▶ WORK REQUIRED: Would you output the lines from the one with "Give me the" through the last line of the material below, exactly, but without pictures?

▶ DATASET EXTRACT:
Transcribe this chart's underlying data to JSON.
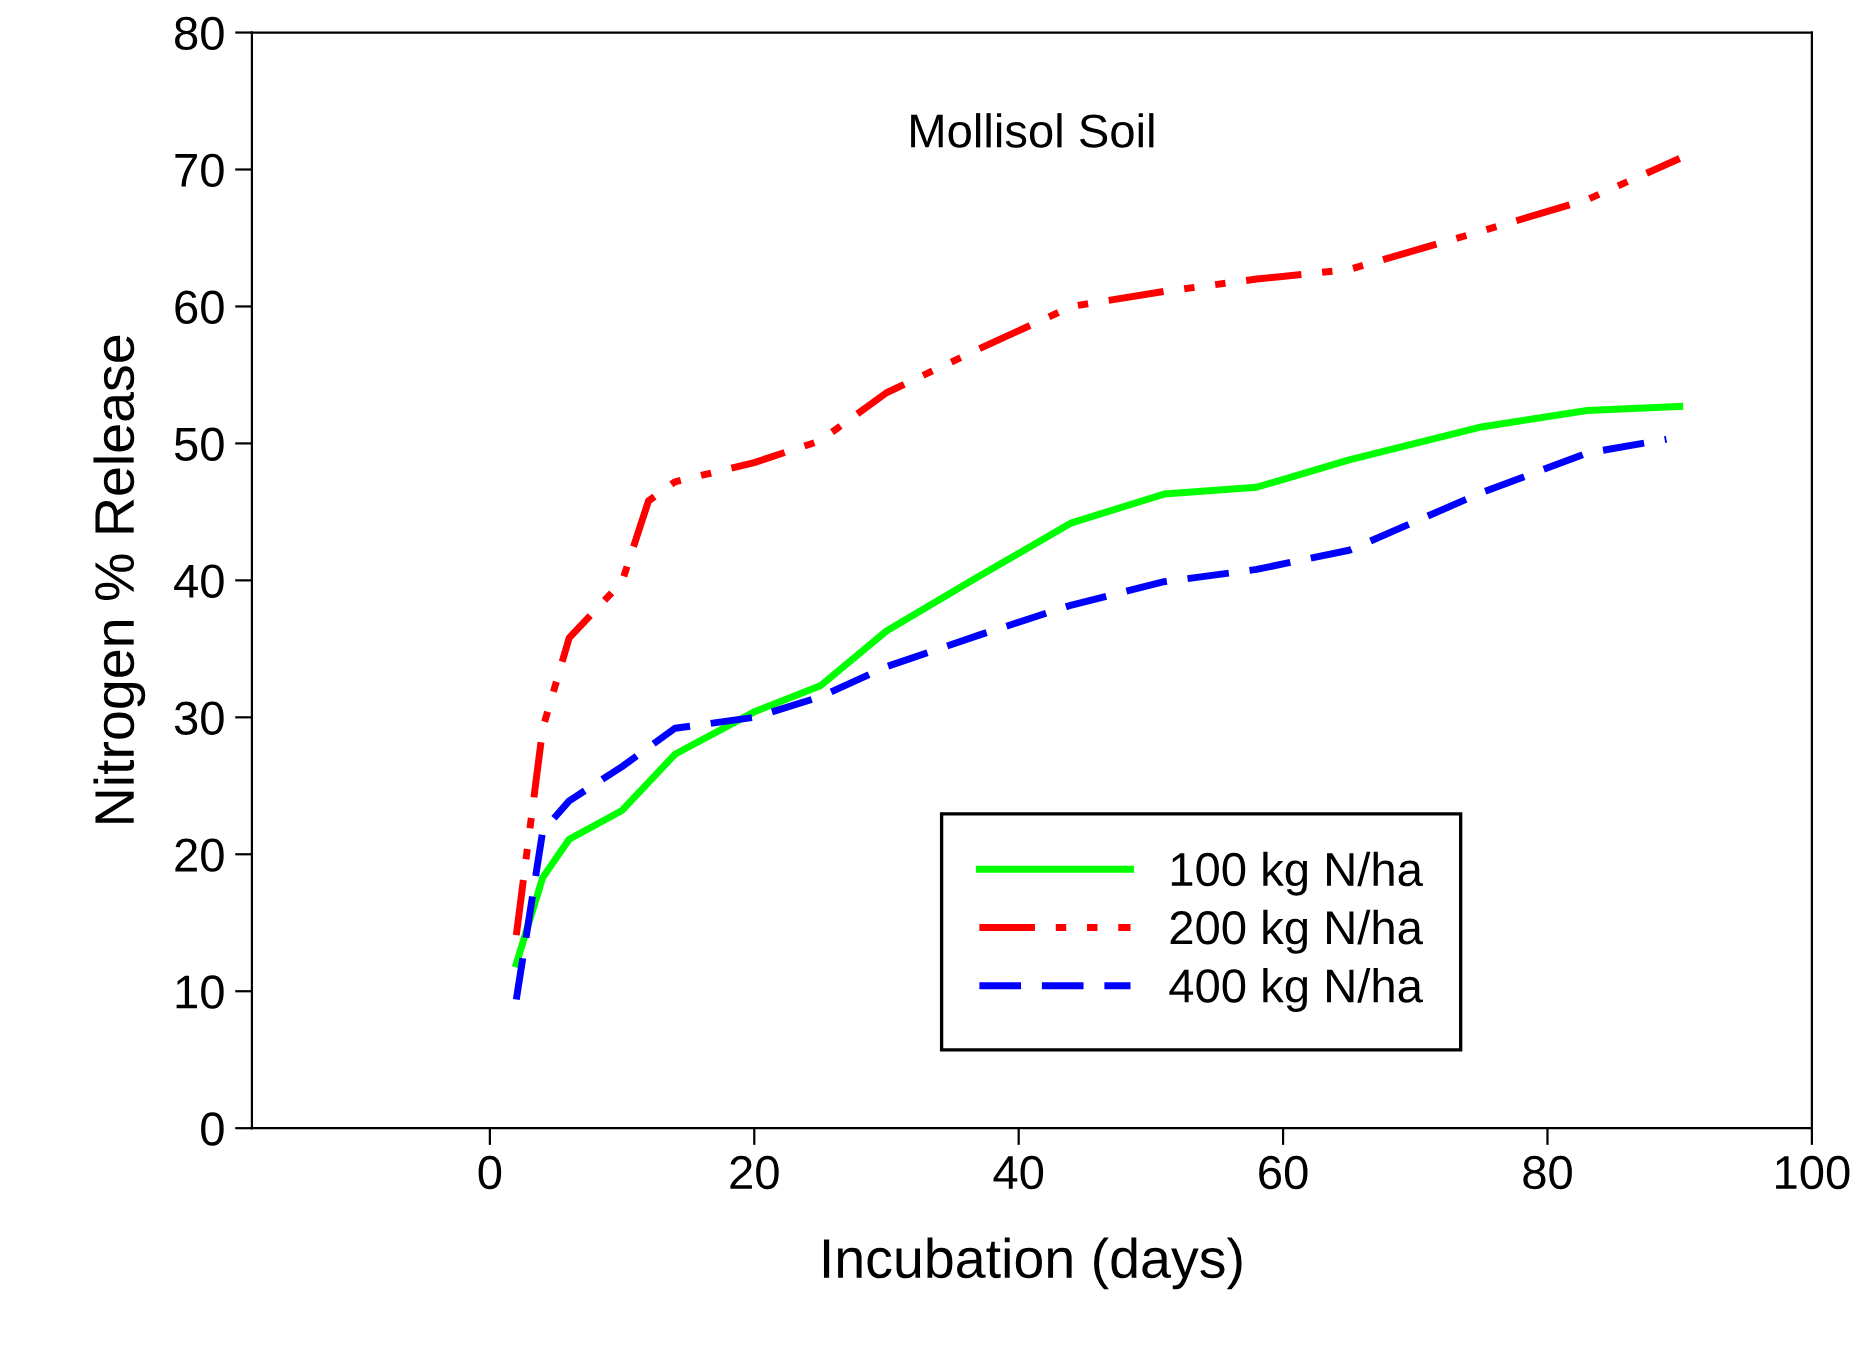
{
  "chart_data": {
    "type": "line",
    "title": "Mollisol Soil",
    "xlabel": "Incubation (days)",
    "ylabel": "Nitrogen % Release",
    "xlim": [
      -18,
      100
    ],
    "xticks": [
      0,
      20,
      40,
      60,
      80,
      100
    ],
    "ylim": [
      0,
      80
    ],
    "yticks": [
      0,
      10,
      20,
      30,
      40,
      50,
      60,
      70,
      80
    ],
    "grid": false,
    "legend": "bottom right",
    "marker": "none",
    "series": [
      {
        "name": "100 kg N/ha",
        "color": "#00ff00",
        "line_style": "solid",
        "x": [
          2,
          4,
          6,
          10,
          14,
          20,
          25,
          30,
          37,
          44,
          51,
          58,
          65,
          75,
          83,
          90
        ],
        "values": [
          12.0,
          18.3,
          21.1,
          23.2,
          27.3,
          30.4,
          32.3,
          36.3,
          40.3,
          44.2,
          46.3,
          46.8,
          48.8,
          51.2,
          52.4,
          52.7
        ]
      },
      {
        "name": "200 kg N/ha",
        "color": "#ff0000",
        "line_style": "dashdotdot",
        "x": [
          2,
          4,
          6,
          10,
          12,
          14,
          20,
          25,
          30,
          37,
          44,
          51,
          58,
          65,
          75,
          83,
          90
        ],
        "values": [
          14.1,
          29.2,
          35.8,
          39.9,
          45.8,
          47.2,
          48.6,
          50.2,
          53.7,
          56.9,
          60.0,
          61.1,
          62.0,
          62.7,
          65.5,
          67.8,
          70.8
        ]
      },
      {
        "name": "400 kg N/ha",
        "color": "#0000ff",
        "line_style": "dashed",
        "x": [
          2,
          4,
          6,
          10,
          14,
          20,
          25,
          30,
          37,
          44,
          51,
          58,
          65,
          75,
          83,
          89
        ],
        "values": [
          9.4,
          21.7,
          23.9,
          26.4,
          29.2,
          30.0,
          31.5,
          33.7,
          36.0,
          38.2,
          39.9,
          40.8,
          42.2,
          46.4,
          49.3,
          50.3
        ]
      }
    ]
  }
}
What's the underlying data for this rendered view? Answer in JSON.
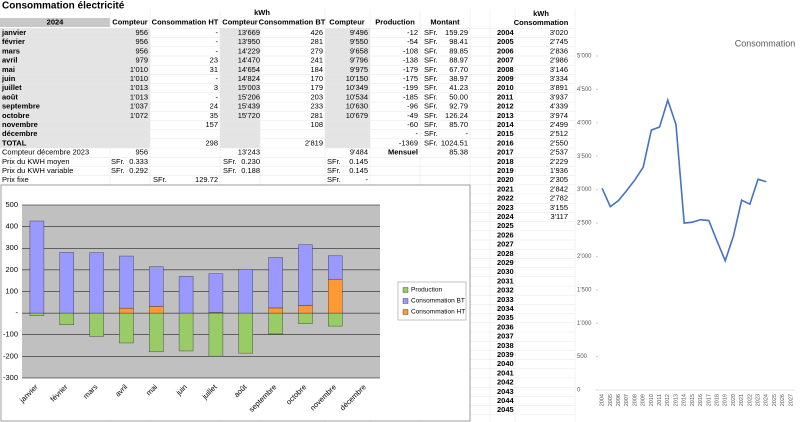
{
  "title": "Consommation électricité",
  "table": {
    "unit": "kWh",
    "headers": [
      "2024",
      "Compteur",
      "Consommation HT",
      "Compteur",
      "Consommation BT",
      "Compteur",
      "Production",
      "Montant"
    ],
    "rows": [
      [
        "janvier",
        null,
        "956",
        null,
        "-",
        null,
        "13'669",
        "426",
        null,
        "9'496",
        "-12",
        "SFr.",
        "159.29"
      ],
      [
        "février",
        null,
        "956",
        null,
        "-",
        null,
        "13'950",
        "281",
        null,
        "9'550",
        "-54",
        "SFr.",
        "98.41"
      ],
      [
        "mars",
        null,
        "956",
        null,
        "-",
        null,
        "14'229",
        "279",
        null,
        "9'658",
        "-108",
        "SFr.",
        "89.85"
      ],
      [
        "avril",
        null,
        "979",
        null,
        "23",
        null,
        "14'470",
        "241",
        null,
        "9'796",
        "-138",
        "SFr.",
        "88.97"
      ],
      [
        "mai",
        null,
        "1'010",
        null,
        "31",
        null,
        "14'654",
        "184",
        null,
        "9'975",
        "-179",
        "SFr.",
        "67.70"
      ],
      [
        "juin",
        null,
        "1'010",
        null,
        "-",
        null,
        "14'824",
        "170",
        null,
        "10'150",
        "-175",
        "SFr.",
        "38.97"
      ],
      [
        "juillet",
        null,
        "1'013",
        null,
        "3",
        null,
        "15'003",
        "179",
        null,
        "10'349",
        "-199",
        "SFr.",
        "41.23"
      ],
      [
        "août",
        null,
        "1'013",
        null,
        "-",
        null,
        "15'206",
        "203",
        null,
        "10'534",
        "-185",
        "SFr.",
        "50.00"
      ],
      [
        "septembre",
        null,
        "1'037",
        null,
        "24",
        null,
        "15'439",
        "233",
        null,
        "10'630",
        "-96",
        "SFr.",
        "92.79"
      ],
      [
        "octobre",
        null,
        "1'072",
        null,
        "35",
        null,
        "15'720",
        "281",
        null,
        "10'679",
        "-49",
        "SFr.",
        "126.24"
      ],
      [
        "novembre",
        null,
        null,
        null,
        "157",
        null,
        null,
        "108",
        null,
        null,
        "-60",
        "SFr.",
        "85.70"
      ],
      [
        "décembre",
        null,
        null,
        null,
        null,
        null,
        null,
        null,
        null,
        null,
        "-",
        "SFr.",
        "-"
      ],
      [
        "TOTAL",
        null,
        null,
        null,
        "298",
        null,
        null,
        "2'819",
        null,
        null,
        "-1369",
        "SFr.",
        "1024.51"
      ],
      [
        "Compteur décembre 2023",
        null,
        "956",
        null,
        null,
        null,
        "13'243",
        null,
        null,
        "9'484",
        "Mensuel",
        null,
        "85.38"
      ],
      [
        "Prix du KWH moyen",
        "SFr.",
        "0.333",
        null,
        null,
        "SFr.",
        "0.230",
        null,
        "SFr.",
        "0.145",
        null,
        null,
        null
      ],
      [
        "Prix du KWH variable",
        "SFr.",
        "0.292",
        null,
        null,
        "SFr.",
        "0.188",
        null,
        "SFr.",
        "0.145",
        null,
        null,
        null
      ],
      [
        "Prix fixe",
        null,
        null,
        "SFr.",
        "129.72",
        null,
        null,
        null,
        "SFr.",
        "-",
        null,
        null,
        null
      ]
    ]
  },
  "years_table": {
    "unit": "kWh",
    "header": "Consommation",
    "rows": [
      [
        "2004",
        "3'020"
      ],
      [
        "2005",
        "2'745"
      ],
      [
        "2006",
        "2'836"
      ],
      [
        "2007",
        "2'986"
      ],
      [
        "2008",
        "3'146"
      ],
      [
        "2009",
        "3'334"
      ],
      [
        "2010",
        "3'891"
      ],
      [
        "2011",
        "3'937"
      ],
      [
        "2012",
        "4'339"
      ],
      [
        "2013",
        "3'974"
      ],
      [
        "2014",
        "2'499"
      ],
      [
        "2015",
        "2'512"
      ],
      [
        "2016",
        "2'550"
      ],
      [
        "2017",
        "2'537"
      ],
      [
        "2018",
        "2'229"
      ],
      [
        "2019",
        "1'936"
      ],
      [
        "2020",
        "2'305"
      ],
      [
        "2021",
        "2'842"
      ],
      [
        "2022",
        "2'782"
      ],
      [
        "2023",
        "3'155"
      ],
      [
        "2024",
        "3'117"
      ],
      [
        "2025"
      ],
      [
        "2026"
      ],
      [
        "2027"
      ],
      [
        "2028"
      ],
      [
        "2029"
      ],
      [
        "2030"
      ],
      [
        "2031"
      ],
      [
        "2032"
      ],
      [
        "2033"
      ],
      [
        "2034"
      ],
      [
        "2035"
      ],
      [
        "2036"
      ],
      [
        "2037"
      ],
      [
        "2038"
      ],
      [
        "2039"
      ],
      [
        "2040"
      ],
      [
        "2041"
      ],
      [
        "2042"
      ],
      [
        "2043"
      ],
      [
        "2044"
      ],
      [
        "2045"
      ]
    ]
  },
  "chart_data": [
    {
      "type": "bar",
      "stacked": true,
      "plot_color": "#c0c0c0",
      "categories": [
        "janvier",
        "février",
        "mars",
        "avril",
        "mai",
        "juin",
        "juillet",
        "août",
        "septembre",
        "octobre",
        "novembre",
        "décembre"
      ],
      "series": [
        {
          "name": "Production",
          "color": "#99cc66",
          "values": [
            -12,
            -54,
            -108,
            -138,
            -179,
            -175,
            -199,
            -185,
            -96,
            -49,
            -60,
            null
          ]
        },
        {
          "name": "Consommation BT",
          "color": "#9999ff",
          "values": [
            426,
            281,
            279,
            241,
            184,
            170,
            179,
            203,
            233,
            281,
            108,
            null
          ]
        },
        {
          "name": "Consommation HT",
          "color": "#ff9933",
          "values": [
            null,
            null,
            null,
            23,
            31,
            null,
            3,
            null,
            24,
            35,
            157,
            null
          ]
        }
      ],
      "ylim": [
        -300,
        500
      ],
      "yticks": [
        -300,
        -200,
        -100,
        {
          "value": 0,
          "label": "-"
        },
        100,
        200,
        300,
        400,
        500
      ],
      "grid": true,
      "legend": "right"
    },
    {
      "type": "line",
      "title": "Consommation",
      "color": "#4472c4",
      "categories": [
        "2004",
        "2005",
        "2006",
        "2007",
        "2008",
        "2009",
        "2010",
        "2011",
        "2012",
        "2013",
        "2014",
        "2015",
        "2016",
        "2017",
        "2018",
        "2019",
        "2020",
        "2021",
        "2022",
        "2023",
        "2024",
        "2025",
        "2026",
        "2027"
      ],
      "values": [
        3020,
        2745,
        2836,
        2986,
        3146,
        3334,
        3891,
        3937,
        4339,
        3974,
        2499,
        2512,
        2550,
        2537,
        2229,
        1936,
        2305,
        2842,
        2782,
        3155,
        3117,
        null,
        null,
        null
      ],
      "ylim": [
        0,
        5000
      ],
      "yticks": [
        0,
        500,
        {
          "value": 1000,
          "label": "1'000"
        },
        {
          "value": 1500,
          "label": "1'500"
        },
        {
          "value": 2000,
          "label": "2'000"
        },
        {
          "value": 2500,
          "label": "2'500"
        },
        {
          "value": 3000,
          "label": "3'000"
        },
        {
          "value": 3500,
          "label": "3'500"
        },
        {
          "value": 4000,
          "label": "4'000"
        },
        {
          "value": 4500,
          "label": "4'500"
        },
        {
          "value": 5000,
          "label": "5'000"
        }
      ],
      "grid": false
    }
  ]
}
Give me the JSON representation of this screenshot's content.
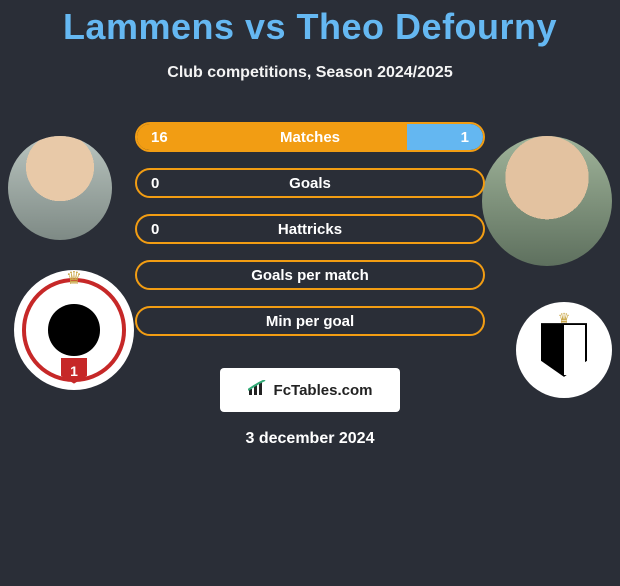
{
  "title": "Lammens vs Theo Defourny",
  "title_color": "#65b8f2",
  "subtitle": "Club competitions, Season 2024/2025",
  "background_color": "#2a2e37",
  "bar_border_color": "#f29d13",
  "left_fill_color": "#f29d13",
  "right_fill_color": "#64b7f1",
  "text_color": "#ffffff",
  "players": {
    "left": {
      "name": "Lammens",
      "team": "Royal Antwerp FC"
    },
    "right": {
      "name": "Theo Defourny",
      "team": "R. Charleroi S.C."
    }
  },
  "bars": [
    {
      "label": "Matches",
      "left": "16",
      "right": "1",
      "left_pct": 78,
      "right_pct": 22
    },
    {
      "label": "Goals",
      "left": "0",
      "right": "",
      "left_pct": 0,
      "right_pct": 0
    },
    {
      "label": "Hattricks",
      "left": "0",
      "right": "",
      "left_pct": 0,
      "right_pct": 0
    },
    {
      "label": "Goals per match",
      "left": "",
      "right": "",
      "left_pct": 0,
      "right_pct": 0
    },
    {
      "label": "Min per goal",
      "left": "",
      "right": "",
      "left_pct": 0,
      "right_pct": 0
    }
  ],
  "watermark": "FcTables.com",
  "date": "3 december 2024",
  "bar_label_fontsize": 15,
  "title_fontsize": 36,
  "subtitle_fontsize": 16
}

▶ THE RESULT:
Give me the JSON representation of this screenshot's content.
{
  "title": "Lammens vs Theo Defourny",
  "title_color": "#65b8f2",
  "subtitle": "Club competitions, Season 2024/2025",
  "background_color": "#2a2e37",
  "bar_border_color": "#f29d13",
  "left_fill_color": "#f29d13",
  "right_fill_color": "#64b7f1",
  "text_color": "#ffffff",
  "players": {
    "left": {
      "name": "Lammens",
      "team": "Royal Antwerp FC"
    },
    "right": {
      "name": "Theo Defourny",
      "team": "R. Charleroi S.C."
    }
  },
  "bars": [
    {
      "label": "Matches",
      "left": "16",
      "right": "1",
      "left_pct": 78,
      "right_pct": 22
    },
    {
      "label": "Goals",
      "left": "0",
      "right": "",
      "left_pct": 0,
      "right_pct": 0
    },
    {
      "label": "Hattricks",
      "left": "0",
      "right": "",
      "left_pct": 0,
      "right_pct": 0
    },
    {
      "label": "Goals per match",
      "left": "",
      "right": "",
      "left_pct": 0,
      "right_pct": 0
    },
    {
      "label": "Min per goal",
      "left": "",
      "right": "",
      "left_pct": 0,
      "right_pct": 0
    }
  ],
  "watermark": "FcTables.com",
  "date": "3 december 2024",
  "bar_label_fontsize": 15,
  "title_fontsize": 36,
  "subtitle_fontsize": 16
}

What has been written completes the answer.